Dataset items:
# # #

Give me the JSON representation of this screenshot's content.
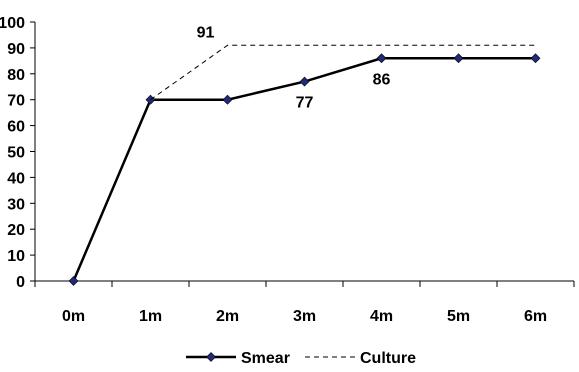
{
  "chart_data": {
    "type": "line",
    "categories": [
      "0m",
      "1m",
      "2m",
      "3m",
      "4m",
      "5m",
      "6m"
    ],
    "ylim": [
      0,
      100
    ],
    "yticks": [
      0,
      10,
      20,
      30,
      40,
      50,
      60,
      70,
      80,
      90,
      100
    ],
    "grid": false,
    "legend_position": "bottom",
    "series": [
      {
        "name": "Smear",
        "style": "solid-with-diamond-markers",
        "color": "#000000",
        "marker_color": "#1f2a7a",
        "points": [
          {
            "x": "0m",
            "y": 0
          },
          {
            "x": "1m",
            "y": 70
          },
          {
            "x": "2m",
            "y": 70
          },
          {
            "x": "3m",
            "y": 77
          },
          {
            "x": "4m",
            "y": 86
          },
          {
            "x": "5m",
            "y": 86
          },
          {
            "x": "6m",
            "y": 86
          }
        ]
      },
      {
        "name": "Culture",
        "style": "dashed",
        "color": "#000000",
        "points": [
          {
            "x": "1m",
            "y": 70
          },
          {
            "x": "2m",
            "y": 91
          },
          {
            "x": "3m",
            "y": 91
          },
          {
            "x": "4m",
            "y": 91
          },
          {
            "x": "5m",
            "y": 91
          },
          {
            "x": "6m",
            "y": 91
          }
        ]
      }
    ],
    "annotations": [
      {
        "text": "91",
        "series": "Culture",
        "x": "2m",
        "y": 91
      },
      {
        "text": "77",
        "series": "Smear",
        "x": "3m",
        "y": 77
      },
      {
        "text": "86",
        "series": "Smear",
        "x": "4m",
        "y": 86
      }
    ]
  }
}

# # #

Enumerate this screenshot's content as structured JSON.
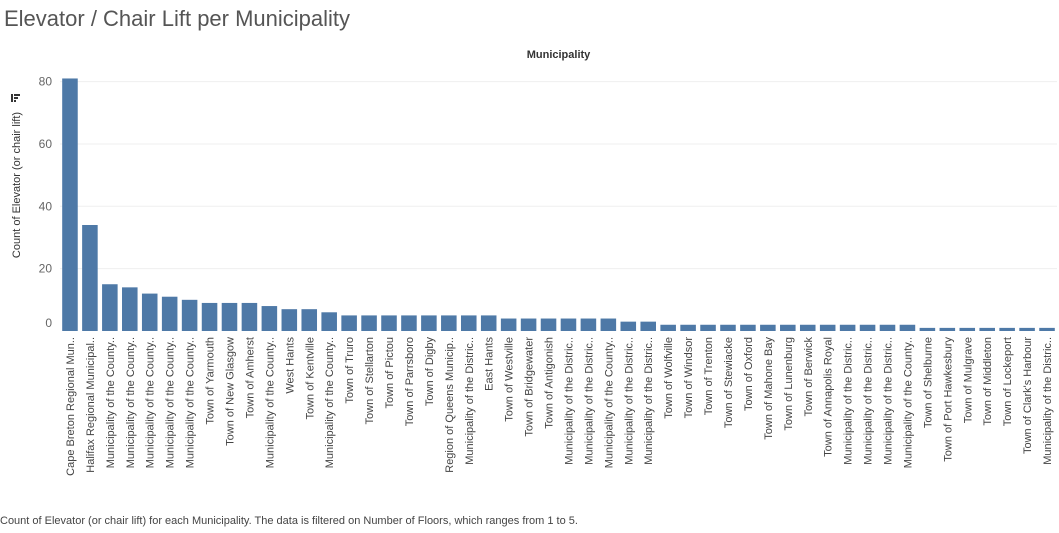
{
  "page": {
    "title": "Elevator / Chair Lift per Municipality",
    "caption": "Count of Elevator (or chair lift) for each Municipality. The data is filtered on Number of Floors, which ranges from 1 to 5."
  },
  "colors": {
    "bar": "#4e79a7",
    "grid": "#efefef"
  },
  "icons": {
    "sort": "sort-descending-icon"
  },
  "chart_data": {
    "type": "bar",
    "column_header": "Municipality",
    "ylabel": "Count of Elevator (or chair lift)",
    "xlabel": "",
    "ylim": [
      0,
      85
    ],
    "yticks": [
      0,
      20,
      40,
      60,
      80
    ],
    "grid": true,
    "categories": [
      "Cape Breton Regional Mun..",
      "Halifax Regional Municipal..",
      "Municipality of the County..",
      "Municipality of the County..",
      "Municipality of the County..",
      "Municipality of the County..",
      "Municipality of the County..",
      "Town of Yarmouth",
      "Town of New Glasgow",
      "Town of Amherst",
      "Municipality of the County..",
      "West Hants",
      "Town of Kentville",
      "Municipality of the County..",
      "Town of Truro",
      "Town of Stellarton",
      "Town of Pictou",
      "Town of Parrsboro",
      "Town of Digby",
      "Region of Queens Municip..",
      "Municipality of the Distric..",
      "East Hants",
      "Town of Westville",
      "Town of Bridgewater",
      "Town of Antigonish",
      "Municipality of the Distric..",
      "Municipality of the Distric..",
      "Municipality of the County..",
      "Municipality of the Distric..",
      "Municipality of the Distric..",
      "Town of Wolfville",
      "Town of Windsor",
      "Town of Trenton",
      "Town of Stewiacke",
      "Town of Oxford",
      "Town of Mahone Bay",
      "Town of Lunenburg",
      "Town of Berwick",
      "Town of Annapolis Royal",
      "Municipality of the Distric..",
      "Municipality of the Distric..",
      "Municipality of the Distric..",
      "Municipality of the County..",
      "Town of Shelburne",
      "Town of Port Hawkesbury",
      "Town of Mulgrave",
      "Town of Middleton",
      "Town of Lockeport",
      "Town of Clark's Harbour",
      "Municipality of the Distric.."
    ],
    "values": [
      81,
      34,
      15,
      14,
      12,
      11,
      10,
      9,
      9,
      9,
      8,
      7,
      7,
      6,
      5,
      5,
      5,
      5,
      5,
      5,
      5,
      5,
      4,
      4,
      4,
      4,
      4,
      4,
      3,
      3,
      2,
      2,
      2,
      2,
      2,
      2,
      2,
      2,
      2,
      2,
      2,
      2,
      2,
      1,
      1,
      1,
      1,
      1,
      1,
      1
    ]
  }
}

# # #

**EXERCISE INSTRUCTIONS:** Collect each line holding the string "JSON".

**THE RESPONSE:**
Give me the JSON representation of this screenshot's content.
Enumerate this screenshot's content as structured JSON.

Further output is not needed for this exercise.